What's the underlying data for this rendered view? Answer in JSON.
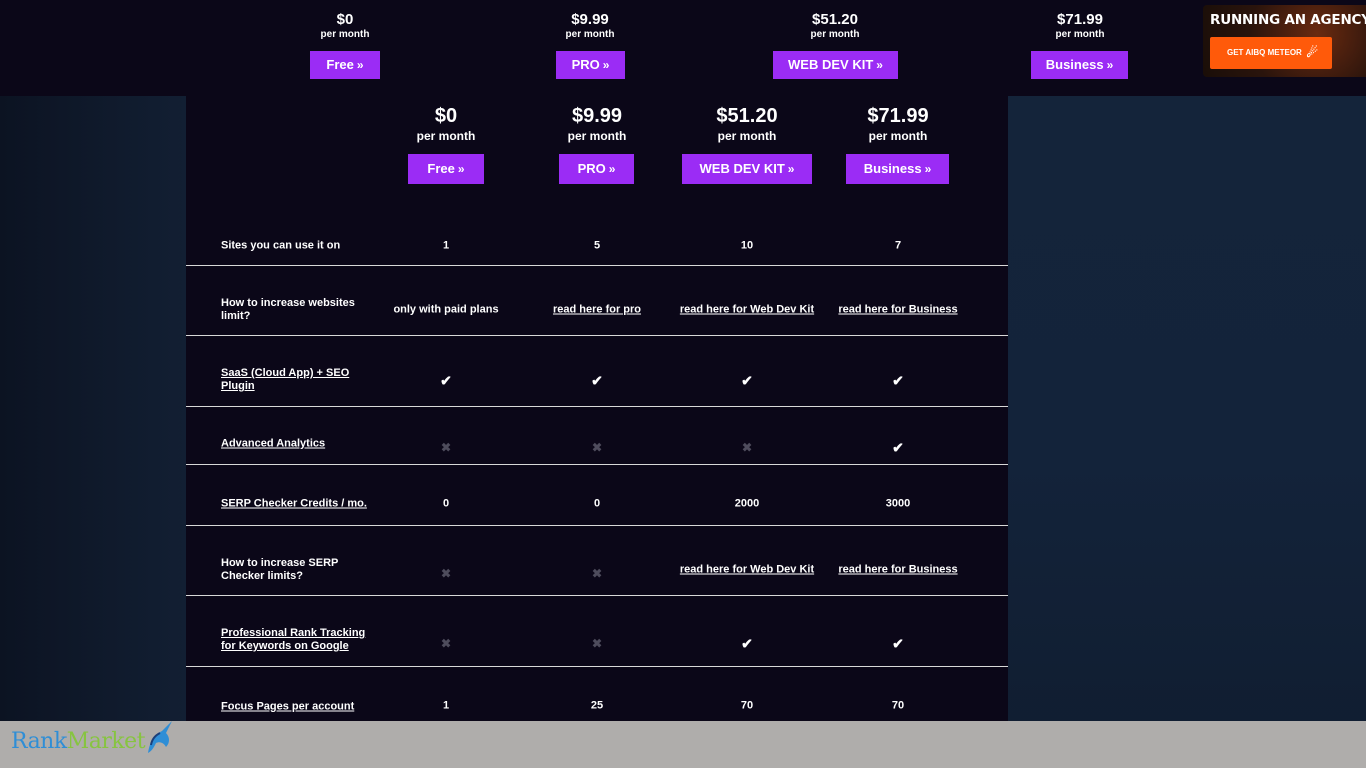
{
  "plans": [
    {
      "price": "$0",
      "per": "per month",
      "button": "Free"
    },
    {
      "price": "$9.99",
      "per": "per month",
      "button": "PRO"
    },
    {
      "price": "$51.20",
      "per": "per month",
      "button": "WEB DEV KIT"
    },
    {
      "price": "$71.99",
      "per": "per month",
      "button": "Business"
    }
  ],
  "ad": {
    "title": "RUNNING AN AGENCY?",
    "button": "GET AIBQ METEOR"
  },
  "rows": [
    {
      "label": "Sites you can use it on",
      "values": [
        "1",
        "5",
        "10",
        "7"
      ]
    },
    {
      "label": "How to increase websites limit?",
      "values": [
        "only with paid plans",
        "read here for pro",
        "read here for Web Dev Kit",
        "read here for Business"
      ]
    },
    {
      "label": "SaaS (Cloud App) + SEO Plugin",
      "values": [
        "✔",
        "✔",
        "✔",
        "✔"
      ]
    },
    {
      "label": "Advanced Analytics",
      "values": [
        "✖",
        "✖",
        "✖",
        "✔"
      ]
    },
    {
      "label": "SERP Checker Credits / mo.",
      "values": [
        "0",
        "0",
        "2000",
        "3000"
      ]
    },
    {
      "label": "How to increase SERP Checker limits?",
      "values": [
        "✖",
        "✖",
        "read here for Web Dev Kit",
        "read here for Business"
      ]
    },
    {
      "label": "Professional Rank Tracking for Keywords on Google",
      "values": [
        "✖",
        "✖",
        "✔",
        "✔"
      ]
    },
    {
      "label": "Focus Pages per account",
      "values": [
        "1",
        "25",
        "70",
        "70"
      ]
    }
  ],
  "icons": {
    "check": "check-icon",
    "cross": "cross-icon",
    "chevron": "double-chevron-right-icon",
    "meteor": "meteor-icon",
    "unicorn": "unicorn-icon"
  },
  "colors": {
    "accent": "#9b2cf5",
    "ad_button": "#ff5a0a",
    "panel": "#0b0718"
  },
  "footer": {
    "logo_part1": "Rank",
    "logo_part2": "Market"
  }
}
☆ ☆ ☆ ☆ ☆
▸ **What to work on**:
Without including any pictures, output all the entries above exactly.

▸ **Solution to the exercise**:
What's the underlying data for this rendered view? Answer in JSON.
{
  "plans": [
    {
      "price": "$0",
      "per": "per month",
      "button": "Free"
    },
    {
      "price": "$9.99",
      "per": "per month",
      "button": "PRO"
    },
    {
      "price": "$51.20",
      "per": "per month",
      "button": "WEB DEV KIT"
    },
    {
      "price": "$71.99",
      "per": "per month",
      "button": "Business"
    }
  ],
  "ad": {
    "title": "RUNNING AN AGENCY?",
    "button": "GET AIBQ METEOR"
  },
  "rows": [
    {
      "label": "Sites you can use it on",
      "values": [
        "1",
        "5",
        "10",
        "7"
      ]
    },
    {
      "label": "How to increase websites limit?",
      "values": [
        "only with paid plans",
        "read here for pro",
        "read here for Web Dev Kit",
        "read here for Business"
      ]
    },
    {
      "label": "SaaS (Cloud App) + SEO Plugin",
      "values": [
        "✔",
        "✔",
        "✔",
        "✔"
      ]
    },
    {
      "label": "Advanced Analytics",
      "values": [
        "✖",
        "✖",
        "✖",
        "✔"
      ]
    },
    {
      "label": "SERP Checker Credits / mo.",
      "values": [
        "0",
        "0",
        "2000",
        "3000"
      ]
    },
    {
      "label": "How to increase SERP Checker limits?",
      "values": [
        "✖",
        "✖",
        "read here for Web Dev Kit",
        "read here for Business"
      ]
    },
    {
      "label": "Professional Rank Tracking for Keywords on Google",
      "values": [
        "✖",
        "✖",
        "✔",
        "✔"
      ]
    },
    {
      "label": "Focus Pages per account",
      "values": [
        "1",
        "25",
        "70",
        "70"
      ]
    }
  ],
  "icons": {
    "check": "check-icon",
    "cross": "cross-icon",
    "chevron": "double-chevron-right-icon",
    "meteor": "meteor-icon",
    "unicorn": "unicorn-icon"
  },
  "colors": {
    "accent": "#9b2cf5",
    "ad_button": "#ff5a0a",
    "panel": "#0b0718"
  },
  "footer": {
    "logo_part1": "Rank",
    "logo_part2": "Market"
  }
}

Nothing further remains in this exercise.